** Given problem **
Reproduce the listing below in its entirety. Change nothing.

** The data **
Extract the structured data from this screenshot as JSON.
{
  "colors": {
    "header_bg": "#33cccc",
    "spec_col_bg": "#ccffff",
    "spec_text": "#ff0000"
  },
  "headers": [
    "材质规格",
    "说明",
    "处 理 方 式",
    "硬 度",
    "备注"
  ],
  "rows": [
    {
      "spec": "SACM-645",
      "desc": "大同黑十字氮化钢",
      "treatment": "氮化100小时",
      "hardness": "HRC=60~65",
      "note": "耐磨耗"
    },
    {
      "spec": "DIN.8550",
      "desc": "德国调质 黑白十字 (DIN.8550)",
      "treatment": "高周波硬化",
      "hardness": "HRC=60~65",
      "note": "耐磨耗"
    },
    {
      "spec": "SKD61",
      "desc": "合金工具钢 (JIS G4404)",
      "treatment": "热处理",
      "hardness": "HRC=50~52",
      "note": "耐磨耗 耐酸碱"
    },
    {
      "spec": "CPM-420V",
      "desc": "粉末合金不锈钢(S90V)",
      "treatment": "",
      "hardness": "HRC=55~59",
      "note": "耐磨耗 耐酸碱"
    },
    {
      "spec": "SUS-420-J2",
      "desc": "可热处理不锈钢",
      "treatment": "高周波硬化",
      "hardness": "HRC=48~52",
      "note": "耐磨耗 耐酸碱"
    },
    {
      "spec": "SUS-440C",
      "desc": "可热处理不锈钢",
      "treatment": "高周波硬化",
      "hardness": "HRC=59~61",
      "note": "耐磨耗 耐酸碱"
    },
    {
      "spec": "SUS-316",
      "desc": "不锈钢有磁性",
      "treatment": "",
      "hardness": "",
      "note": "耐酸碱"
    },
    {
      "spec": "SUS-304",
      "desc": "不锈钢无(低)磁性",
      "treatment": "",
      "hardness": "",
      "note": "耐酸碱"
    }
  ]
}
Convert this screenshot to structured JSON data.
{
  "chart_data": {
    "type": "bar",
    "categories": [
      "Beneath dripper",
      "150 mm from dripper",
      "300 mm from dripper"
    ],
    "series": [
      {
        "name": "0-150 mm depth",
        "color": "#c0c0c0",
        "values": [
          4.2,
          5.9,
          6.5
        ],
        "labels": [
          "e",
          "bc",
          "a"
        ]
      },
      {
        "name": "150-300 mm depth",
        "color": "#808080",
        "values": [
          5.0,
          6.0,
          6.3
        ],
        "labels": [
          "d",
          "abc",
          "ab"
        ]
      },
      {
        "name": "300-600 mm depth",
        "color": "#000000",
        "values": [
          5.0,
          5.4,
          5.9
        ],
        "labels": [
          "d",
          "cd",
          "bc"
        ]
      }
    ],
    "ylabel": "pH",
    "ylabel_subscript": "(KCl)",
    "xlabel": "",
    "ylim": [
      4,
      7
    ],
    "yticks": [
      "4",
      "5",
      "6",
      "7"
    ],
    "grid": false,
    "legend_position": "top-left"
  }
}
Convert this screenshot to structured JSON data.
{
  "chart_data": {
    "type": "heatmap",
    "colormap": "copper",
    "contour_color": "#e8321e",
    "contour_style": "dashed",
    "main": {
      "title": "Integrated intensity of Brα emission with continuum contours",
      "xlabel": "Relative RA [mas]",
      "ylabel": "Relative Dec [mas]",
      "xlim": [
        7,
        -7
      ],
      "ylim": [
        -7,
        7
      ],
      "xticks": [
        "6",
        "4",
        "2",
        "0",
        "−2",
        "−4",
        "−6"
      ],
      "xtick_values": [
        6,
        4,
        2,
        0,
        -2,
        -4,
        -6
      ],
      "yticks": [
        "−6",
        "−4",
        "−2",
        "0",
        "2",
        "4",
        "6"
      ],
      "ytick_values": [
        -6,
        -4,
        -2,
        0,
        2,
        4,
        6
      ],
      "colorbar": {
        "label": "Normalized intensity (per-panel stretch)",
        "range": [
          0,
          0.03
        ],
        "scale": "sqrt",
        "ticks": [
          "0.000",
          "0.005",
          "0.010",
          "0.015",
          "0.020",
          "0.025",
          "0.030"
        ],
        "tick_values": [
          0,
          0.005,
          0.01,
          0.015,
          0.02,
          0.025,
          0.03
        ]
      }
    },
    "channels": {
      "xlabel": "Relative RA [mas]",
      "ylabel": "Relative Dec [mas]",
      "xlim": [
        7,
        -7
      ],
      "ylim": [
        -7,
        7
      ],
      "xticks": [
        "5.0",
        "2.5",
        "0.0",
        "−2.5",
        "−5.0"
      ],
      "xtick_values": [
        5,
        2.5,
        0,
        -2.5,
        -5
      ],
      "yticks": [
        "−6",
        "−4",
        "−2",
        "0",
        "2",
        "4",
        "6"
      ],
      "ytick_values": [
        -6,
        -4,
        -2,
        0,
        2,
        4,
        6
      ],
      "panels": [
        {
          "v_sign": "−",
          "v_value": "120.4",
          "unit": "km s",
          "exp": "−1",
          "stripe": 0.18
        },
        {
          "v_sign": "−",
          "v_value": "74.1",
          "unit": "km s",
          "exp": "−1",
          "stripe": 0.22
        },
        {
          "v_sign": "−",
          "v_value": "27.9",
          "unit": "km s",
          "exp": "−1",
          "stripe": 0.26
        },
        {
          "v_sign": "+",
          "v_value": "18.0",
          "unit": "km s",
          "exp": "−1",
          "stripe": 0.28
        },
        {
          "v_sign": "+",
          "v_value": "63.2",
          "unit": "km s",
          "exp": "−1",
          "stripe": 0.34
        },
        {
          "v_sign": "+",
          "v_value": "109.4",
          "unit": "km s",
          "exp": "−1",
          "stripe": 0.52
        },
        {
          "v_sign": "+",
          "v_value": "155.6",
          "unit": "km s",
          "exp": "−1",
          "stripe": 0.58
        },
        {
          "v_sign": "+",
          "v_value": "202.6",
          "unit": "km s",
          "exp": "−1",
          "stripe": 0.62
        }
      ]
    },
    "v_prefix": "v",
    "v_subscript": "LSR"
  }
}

** The response **
Extract the structured data from this screenshot as JSON.
{
  "colors": {
    "header_bg": "#33cccc",
    "spec_col_bg": "#ccffff",
    "spec_text": "#ff0000"
  },
  "headers": [
    "材质规格",
    "说明",
    "处 理 方 式",
    "硬 度",
    "备注"
  ],
  "rows": [
    {
      "spec": "SACM-645",
      "desc": "大同黑十字氮化钢",
      "treatment": "氮化100小时",
      "hardness": "HRC=60~65",
      "note": "耐磨耗"
    },
    {
      "spec": "DIN.8550",
      "desc": "德国调质 黑白十字 (DIN.8550)",
      "treatment": "高周波硬化",
      "hardness": "HRC=60~65",
      "note": "耐磨耗"
    },
    {
      "spec": "SKD61",
      "desc": "合金工具钢 (JIS G4404)",
      "treatment": "热处理",
      "hardness": "HRC=50~52",
      "note": "耐磨耗 耐酸碱"
    },
    {
      "spec": "CPM-420V",
      "desc": "粉末合金不锈钢(S90V)",
      "treatment": "",
      "hardness": "HRC=55~59",
      "note": "耐磨耗 耐酸碱"
    },
    {
      "spec": "SUS-420-J2",
      "desc": "可热处理不锈钢",
      "treatment": "高周波硬化",
      "hardness": "HRC=48~52",
      "note": "耐磨耗 耐酸碱"
    },
    {
      "spec": "SUS-440C",
      "desc": "可热处理不锈钢",
      "treatment": "高周波硬化",
      "hardness": "HRC=59~61",
      "note": "耐磨耗 耐酸碱"
    },
    {
      "spec": "SUS-316",
      "desc": "不锈钢有磁性",
      "treatment": "",
      "hardness": "",
      "note": "耐酸碱"
    },
    {
      "spec": "SUS-304",
      "desc": "不锈钢无(低)磁性",
      "treatment": "",
      "hardness": "",
      "note": "耐酸碱"
    }
  ]
}
Convert this screenshot to structured JSON data.
{
  "chart_data": {
    "type": "bar",
    "categories": [
      "Beneath dripper",
      "150 mm from dripper",
      "300 mm from dripper"
    ],
    "series": [
      {
        "name": "0-150 mm depth",
        "color": "#c0c0c0",
        "values": [
          4.2,
          5.9,
          6.5
        ],
        "labels": [
          "e",
          "bc",
          "a"
        ]
      },
      {
        "name": "150-300 mm depth",
        "color": "#808080",
        "values": [
          5.0,
          6.0,
          6.3
        ],
        "labels": [
          "d",
          "abc",
          "ab"
        ]
      },
      {
        "name": "300-600 mm depth",
        "color": "#000000",
        "values": [
          5.0,
          5.4,
          5.9
        ],
        "labels": [
          "d",
          "cd",
          "bc"
        ]
      }
    ],
    "ylabel": "pH",
    "ylabel_subscript": "(KCl)",
    "xlabel": "",
    "ylim": [
      4,
      7
    ],
    "yticks": [
      "4",
      "5",
      "6",
      "7"
    ],
    "grid": false,
    "legend_position": "top-left"
  }
}
Convert this screenshot to structured JSON data.
{
  "chart_data": {
    "type": "heatmap",
    "colormap": "copper",
    "contour_color": "#e8321e",
    "contour_style": "dashed",
    "main": {
      "title": "Integrated intensity of Brα emission with continuum contours",
      "xlabel": "Relative RA [mas]",
      "ylabel": "Relative Dec [mas]",
      "xlim": [
        7,
        -7
      ],
      "ylim": [
        -7,
        7
      ],
      "xticks": [
        "6",
        "4",
        "2",
        "0",
        "−2",
        "−4",
        "−6"
      ],
      "xtick_values": [
        6,
        4,
        2,
        0,
        -2,
        -4,
        -6
      ],
      "yticks": [
        "−6",
        "−4",
        "−2",
        "0",
        "2",
        "4",
        "6"
      ],
      "ytick_values": [
        -6,
        -4,
        -2,
        0,
        2,
        4,
        6
      ],
      "colorbar": {
        "label": "Normalized intensity (per-panel stretch)",
        "range": [
          0,
          0.03
        ],
        "scale": "sqrt",
        "ticks": [
          "0.000",
          "0.005",
          "0.010",
          "0.015",
          "0.020",
          "0.025",
          "0.030"
        ],
        "tick_values": [
          0,
          0.005,
          0.01,
          0.015,
          0.02,
          0.025,
          0.03
        ]
      }
    },
    "channels": {
      "xlabel": "Relative RA [mas]",
      "ylabel": "Relative Dec [mas]",
      "xlim": [
        7,
        -7
      ],
      "ylim": [
        -7,
        7
      ],
      "xticks": [
        "5.0",
        "2.5",
        "0.0",
        "−2.5",
        "−5.0"
      ],
      "xtick_values": [
        5,
        2.5,
        0,
        -2.5,
        -5
      ],
      "yticks": [
        "−6",
        "−4",
        "−2",
        "0",
        "2",
        "4",
        "6"
      ],
      "ytick_values": [
        -6,
        -4,
        -2,
        0,
        2,
        4,
        6
      ],
      "panels": [
        {
          "v_sign": "−",
          "v_value": "120.4",
          "unit": "km s",
          "exp": "−1",
          "stripe": 0.18
        },
        {
          "v_sign": "−",
          "v_value": "74.1",
          "unit": "km s",
          "exp": "−1",
          "stripe": 0.22
        },
        {
          "v_sign": "−",
          "v_value": "27.9",
          "unit": "km s",
          "exp": "−1",
          "stripe": 0.26
        },
        {
          "v_sign": "+",
          "v_value": "18.0",
          "unit": "km s",
          "exp": "−1",
          "stripe": 0.28
        },
        {
          "v_sign": "+",
          "v_value": "63.2",
          "unit": "km s",
          "exp": "−1",
          "stripe": 0.34
        },
        {
          "v_sign": "+",
          "v_value": "109.4",
          "unit": "km s",
          "exp": "−1",
          "stripe": 0.52
        },
        {
          "v_sign": "+",
          "v_value": "155.6",
          "unit": "km s",
          "exp": "−1",
          "stripe": 0.58
        },
        {
          "v_sign": "+",
          "v_value": "202.6",
          "unit": "km s",
          "exp": "−1",
          "stripe": 0.62
        }
      ]
    },
    "v_prefix": "v",
    "v_subscript": "LSR"
  }
}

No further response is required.